Copy every line of the material below word for word.

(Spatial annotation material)
╔══

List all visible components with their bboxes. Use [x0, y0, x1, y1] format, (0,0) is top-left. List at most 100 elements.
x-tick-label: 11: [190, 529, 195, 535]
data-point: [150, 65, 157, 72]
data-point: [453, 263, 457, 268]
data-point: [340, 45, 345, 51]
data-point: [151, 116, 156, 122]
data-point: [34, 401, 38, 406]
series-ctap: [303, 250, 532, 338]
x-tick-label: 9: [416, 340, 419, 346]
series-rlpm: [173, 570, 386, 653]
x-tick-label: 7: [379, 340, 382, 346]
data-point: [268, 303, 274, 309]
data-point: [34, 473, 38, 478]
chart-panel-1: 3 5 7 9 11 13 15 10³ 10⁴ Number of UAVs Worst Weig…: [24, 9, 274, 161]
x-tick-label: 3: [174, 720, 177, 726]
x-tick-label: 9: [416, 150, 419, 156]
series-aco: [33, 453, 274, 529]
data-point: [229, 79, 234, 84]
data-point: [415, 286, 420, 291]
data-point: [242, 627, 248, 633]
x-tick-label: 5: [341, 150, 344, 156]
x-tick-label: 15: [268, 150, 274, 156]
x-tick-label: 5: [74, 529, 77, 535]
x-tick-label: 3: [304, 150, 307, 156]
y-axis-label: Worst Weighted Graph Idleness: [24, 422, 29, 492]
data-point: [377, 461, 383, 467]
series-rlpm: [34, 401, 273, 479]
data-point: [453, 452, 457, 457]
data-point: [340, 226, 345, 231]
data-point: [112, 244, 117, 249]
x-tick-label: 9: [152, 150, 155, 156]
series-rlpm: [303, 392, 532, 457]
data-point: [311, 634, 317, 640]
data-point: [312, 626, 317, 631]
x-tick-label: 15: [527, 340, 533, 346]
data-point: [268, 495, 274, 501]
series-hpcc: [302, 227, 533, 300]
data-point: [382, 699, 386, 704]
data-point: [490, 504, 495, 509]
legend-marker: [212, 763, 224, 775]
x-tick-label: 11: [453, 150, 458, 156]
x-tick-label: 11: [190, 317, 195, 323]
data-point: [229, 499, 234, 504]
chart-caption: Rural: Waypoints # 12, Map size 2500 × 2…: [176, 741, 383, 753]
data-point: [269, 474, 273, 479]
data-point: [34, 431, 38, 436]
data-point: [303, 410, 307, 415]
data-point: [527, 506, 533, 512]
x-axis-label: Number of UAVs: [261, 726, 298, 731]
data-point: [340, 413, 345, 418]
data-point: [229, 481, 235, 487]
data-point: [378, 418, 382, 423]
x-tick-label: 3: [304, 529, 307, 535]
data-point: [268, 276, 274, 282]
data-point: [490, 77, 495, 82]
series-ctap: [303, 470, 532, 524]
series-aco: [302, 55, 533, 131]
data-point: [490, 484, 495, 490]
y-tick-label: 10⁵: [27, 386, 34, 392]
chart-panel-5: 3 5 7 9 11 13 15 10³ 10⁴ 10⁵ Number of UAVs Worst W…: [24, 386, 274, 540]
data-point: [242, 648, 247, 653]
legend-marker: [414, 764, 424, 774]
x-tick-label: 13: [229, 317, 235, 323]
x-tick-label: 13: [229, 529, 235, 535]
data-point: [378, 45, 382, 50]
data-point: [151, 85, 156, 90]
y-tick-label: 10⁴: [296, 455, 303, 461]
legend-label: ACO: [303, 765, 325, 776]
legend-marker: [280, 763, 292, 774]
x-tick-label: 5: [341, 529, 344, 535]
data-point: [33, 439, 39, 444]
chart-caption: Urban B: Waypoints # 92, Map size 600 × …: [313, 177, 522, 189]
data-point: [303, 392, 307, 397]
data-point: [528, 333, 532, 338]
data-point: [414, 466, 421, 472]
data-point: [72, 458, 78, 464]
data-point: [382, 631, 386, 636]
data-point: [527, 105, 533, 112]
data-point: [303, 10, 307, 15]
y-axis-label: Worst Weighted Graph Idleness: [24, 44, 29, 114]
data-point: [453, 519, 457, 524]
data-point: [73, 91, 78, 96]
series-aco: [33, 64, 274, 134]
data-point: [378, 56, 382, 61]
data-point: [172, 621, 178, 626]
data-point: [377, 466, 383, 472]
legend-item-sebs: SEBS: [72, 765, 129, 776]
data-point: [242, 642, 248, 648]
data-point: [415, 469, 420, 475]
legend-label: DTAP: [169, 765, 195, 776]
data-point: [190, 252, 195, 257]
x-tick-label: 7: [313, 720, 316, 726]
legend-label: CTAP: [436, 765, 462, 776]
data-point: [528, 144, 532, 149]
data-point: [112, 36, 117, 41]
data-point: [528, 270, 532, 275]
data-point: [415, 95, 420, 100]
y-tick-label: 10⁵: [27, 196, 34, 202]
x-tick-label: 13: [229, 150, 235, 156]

╚══

Final answer ▸
List all visible components with their bboxes. Use [x0, y0, x1, y1] format, (0,0) is top-left. List at most 100 elements.
x-tick-label: 11: [190, 529, 195, 535]
data-point: [150, 65, 157, 72]
data-point: [453, 263, 457, 268]
data-point: [340, 45, 345, 51]
data-point: [151, 116, 156, 122]
data-point: [34, 401, 38, 406]
series-ctap: [303, 250, 532, 338]
x-tick-label: 9: [416, 340, 419, 346]
series-rlpm: [173, 570, 386, 653]
x-tick-label: 7: [379, 340, 382, 346]
data-point: [268, 303, 274, 309]
data-point: [34, 473, 38, 478]
chart-panel-1: 3 5 7 9 11 13 15 10³ 10⁴ Number of UAVs Worst Weig…: [24, 9, 274, 161]
x-tick-label: 3: [174, 720, 177, 726]
x-tick-label: 9: [416, 150, 419, 156]
series-aco: [33, 453, 274, 529]
data-point: [229, 79, 234, 84]
data-point: [415, 286, 420, 291]
data-point: [242, 627, 248, 633]
x-tick-label: 5: [341, 150, 344, 156]
x-tick-label: 15: [268, 150, 274, 156]
x-tick-label: 5: [74, 529, 77, 535]
x-tick-label: 3: [304, 150, 307, 156]
y-axis-label: Worst Weighted Graph Idleness: [24, 422, 29, 492]
data-point: [377, 461, 383, 467]
series-rlpm: [34, 401, 273, 479]
data-point: [453, 452, 457, 457]
data-point: [340, 226, 345, 231]
data-point: [112, 244, 117, 249]
x-tick-label: 9: [152, 150, 155, 156]
series-rlpm: [303, 392, 532, 457]
data-point: [311, 634, 317, 640]
data-point: [312, 626, 317, 631]
x-tick-label: 15: [527, 340, 533, 346]
data-point: [268, 495, 274, 501]
series-hpcc: [302, 227, 533, 300]
data-point: [382, 699, 386, 704]
data-point: [490, 504, 495, 509]
legend-marker: [212, 763, 224, 775]
x-tick-label: 11: [453, 150, 458, 156]
x-tick-label: 11: [190, 317, 195, 323]
data-point: [229, 499, 234, 504]
chart-caption: Rural: Waypoints # 12, Map size 2500 × 2…: [176, 741, 383, 753]
data-point: [269, 474, 273, 479]
data-point: [34, 431, 38, 436]
data-point: [303, 410, 307, 415]
data-point: [527, 506, 533, 512]
x-axis-label: Number of UAVs: [261, 726, 298, 731]
data-point: [340, 413, 345, 418]
data-point: [229, 481, 235, 487]
data-point: [378, 418, 382, 423]
x-tick-label: 3: [304, 529, 307, 535]
data-point: [268, 276, 274, 282]
data-point: [490, 77, 495, 82]
series-ctap: [303, 470, 532, 524]
series-aco: [302, 55, 533, 131]
data-point: [490, 484, 495, 490]
y-tick-label: 10⁵: [27, 386, 34, 392]
chart-panel-5: 3 5 7 9 11 13 15 10³ 10⁴ 10⁵ Number of UAVs Worst W…: [24, 386, 274, 540]
data-point: [242, 648, 247, 653]
legend-marker: [414, 764, 424, 774]
x-tick-label: 13: [229, 317, 235, 323]
x-tick-label: 13: [229, 529, 235, 535]
data-point: [378, 45, 382, 50]
data-point: [151, 85, 156, 90]
y-tick-label: 10⁴: [296, 455, 303, 461]
legend-label: ACO: [303, 765, 325, 776]
legend-marker: [280, 763, 292, 774]
x-tick-label: 5: [341, 529, 344, 535]
data-point: [33, 439, 39, 444]
chart-caption: Urban B: Waypoints # 92, Map size 600 × …: [313, 177, 522, 189]
data-point: [303, 392, 307, 397]
data-point: [528, 333, 532, 338]
data-point: [414, 466, 421, 472]
data-point: [72, 458, 78, 464]
data-point: [382, 631, 386, 636]
data-point: [527, 105, 533, 112]
data-point: [303, 10, 307, 15]
y-axis-label: Worst Weighted Graph Idleness: [24, 44, 29, 114]
data-point: [453, 519, 457, 524]
data-point: [73, 91, 78, 96]
series-aco: [33, 64, 274, 134]
data-point: [378, 56, 382, 61]
data-point: [172, 621, 178, 626]
data-point: [377, 466, 383, 472]
legend-item-sebs: SEBS: [72, 765, 129, 776]
data-point: [242, 642, 248, 648]
data-point: [415, 469, 420, 475]
legend-label: DTAP: [169, 765, 195, 776]
data-point: [190, 252, 195, 257]
x-tick-label: 7: [313, 720, 316, 726]
legend-label: CTAP: [436, 765, 462, 776]
data-point: [528, 144, 532, 149]
data-point: [112, 36, 117, 41]
data-point: [528, 270, 532, 275]
data-point: [415, 95, 420, 100]
y-tick-label: 10⁵: [27, 196, 34, 202]
x-tick-label: 13: [229, 150, 235, 156]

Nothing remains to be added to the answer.